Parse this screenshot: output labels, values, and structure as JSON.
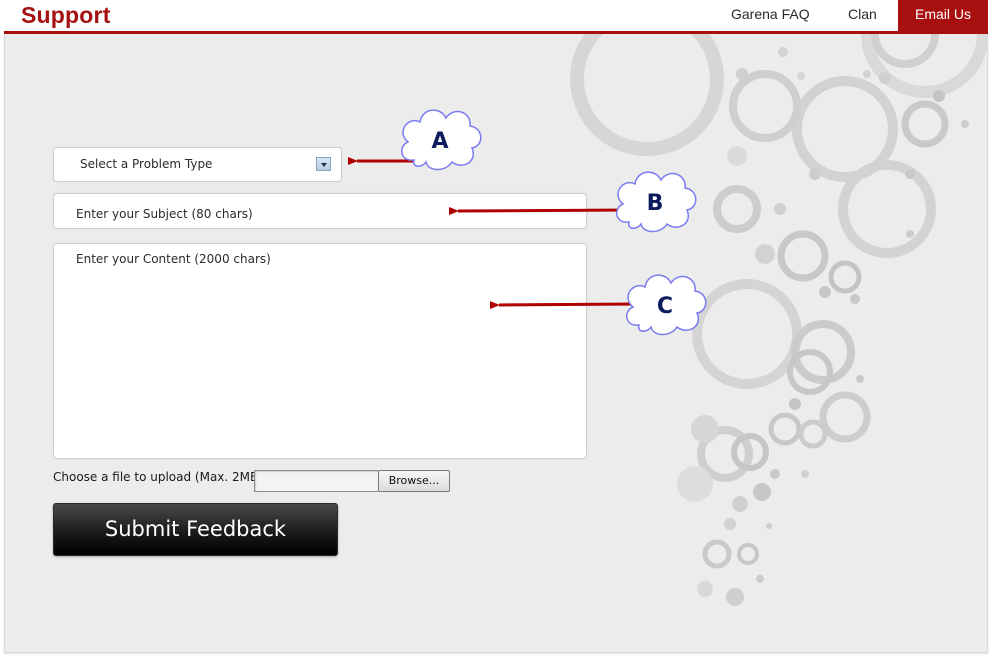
{
  "header": {
    "brand": "Support",
    "nav": [
      {
        "label": "Garena FAQ"
      },
      {
        "label": "Clan"
      },
      {
        "label": "Email Us",
        "active": true
      }
    ]
  },
  "form": {
    "problem_type_select": {
      "value": "Select a Problem Type"
    },
    "subject": {
      "placeholder": "Enter your Subject (80 chars)"
    },
    "content": {
      "placeholder": "Enter your Content (2000 chars)"
    },
    "upload": {
      "label": "Choose a file to upload (Max. 2MB)",
      "browse_label": "Browse..."
    },
    "submit_label": "Submit Feedback"
  },
  "annotations": {
    "callouts": [
      {
        "letter": "A",
        "target": "problem-type-select"
      },
      {
        "letter": "B",
        "target": "subject-input"
      },
      {
        "letter": "C",
        "target": "content-input"
      }
    ]
  },
  "colors": {
    "brand_red": "#a80f0f",
    "callout_arrow": "#b00000",
    "callout_border": "#7b7bf0",
    "callout_text": "#0c1a5e",
    "panel_bg": "#ececec"
  },
  "icons": {
    "select_arrow": "chevron-down-icon",
    "callout": "cloud-callout-icon"
  }
}
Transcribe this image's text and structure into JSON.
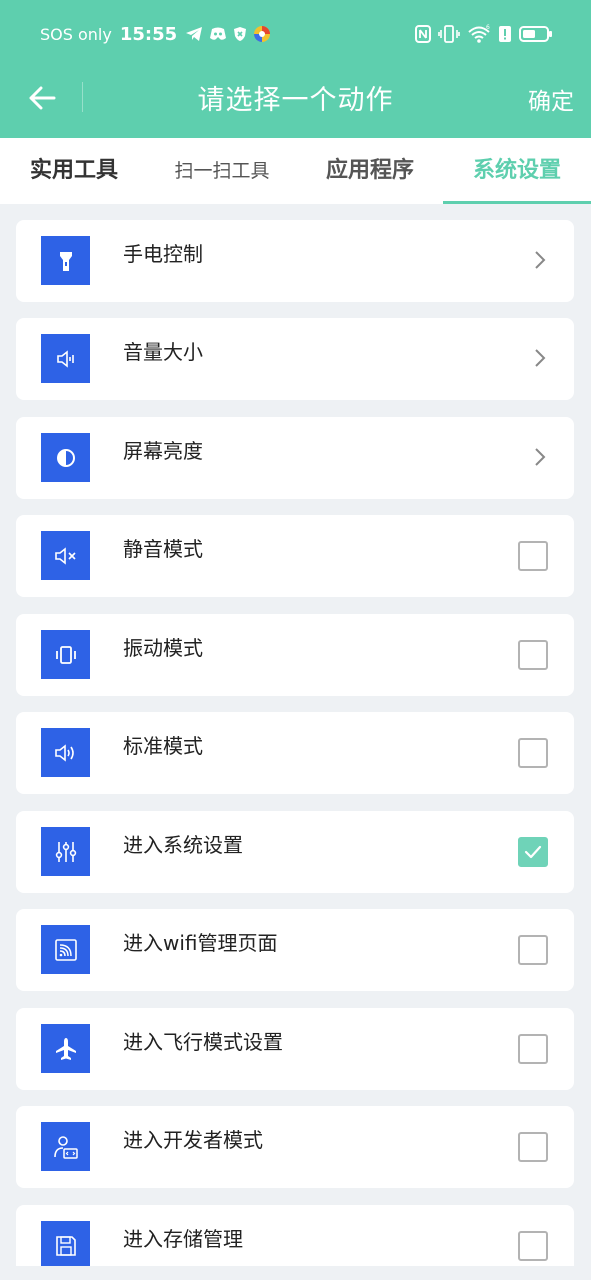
{
  "status_bar": {
    "carrier": "SOS only",
    "time": "15:55",
    "icons_left": [
      "telegram-icon",
      "discord-icon",
      "shield-icon",
      "color-app-icon"
    ],
    "icons_right": [
      "nfc-icon",
      "vibrate-icon",
      "wifi-icon",
      "alert-icon",
      "battery-icon"
    ]
  },
  "header": {
    "title": "请选择一个动作",
    "confirm_label": "确定"
  },
  "tabs": [
    {
      "label": "实用工具",
      "active": false
    },
    {
      "label": "扫一扫工具",
      "active": false
    },
    {
      "label": "应用程序",
      "active": false
    },
    {
      "label": "系统设置",
      "active": true
    }
  ],
  "colors": {
    "accent": "#5ecfae",
    "icon_bg": "#2e62e6",
    "checked": "#6fd3b8"
  },
  "items": [
    {
      "label": "手电控制",
      "icon": "flashlight-icon",
      "control": "chevron"
    },
    {
      "label": "音量大小",
      "icon": "volume-icon",
      "control": "chevron"
    },
    {
      "label": "屏幕亮度",
      "icon": "brightness-icon",
      "control": "chevron"
    },
    {
      "label": "静音模式",
      "icon": "mute-icon",
      "control": "checkbox",
      "checked": false
    },
    {
      "label": "振动模式",
      "icon": "vibrate-mode-icon",
      "control": "checkbox",
      "checked": false
    },
    {
      "label": "标准模式",
      "icon": "speaker-icon",
      "control": "checkbox",
      "checked": false
    },
    {
      "label": "进入系统设置",
      "icon": "sliders-icon",
      "control": "checkbox",
      "checked": true
    },
    {
      "label": "进入wifi管理页面",
      "icon": "wifi-screen-icon",
      "control": "checkbox",
      "checked": false
    },
    {
      "label": "进入飞行模式设置",
      "icon": "airplane-icon",
      "control": "checkbox",
      "checked": false
    },
    {
      "label": "进入开发者模式",
      "icon": "developer-icon",
      "control": "checkbox",
      "checked": false
    },
    {
      "label": "进入存储管理",
      "icon": "storage-icon",
      "control": "checkbox",
      "checked": false
    }
  ]
}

Direction »
Copy every entry exactly as written. Pictures are excluded.

Answer to this exercise »
Parse this screenshot: output labels, values, and structure as JSON.
{
  "header": {
    "brand": "Support",
    "nav": [
      {
        "label": "Garena FAQ"
      },
      {
        "label": "Clan"
      },
      {
        "label": "Email Us",
        "active": true
      }
    ]
  },
  "form": {
    "problem_type_select": {
      "value": "Select a Problem Type"
    },
    "subject": {
      "placeholder": "Enter your Subject (80 chars)"
    },
    "content": {
      "placeholder": "Enter your Content (2000 chars)"
    },
    "upload": {
      "label": "Choose a file to upload (Max. 2MB)",
      "browse_label": "Browse..."
    },
    "submit_label": "Submit Feedback"
  },
  "annotations": {
    "callouts": [
      {
        "letter": "A",
        "target": "problem-type-select"
      },
      {
        "letter": "B",
        "target": "subject-input"
      },
      {
        "letter": "C",
        "target": "content-input"
      }
    ]
  },
  "colors": {
    "brand_red": "#a80f0f",
    "callout_arrow": "#b00000",
    "callout_border": "#7b7bf0",
    "callout_text": "#0c1a5e",
    "panel_bg": "#ececec"
  },
  "icons": {
    "select_arrow": "chevron-down-icon",
    "callout": "cloud-callout-icon"
  }
}
Transcribe this image's text and structure into JSON.
{
  "status_bar": {
    "carrier": "SOS only",
    "time": "15:55",
    "icons_left": [
      "telegram-icon",
      "discord-icon",
      "shield-icon",
      "color-app-icon"
    ],
    "icons_right": [
      "nfc-icon",
      "vibrate-icon",
      "wifi-icon",
      "alert-icon",
      "battery-icon"
    ]
  },
  "header": {
    "title": "请选择一个动作",
    "confirm_label": "确定"
  },
  "tabs": [
    {
      "label": "实用工具",
      "active": false
    },
    {
      "label": "扫一扫工具",
      "active": false
    },
    {
      "label": "应用程序",
      "active": false
    },
    {
      "label": "系统设置",
      "active": true
    }
  ],
  "colors": {
    "accent": "#5ecfae",
    "icon_bg": "#2e62e6",
    "checked": "#6fd3b8"
  },
  "items": [
    {
      "label": "手电控制",
      "icon": "flashlight-icon",
      "control": "chevron"
    },
    {
      "label": "音量大小",
      "icon": "volume-icon",
      "control": "chevron"
    },
    {
      "label": "屏幕亮度",
      "icon": "brightness-icon",
      "control": "chevron"
    },
    {
      "label": "静音模式",
      "icon": "mute-icon",
      "control": "checkbox",
      "checked": false
    },
    {
      "label": "振动模式",
      "icon": "vibrate-mode-icon",
      "control": "checkbox",
      "checked": false
    },
    {
      "label": "标准模式",
      "icon": "speaker-icon",
      "control": "checkbox",
      "checked": false
    },
    {
      "label": "进入系统设置",
      "icon": "sliders-icon",
      "control": "checkbox",
      "checked": true
    },
    {
      "label": "进入wifi管理页面",
      "icon": "wifi-screen-icon",
      "control": "checkbox",
      "checked": false
    },
    {
      "label": "进入飞行模式设置",
      "icon": "airplane-icon",
      "control": "checkbox",
      "checked": false
    },
    {
      "label": "进入开发者模式",
      "icon": "developer-icon",
      "control": "checkbox",
      "checked": false
    },
    {
      "label": "进入存储管理",
      "icon": "storage-icon",
      "control": "checkbox",
      "checked": false
    }
  ]
}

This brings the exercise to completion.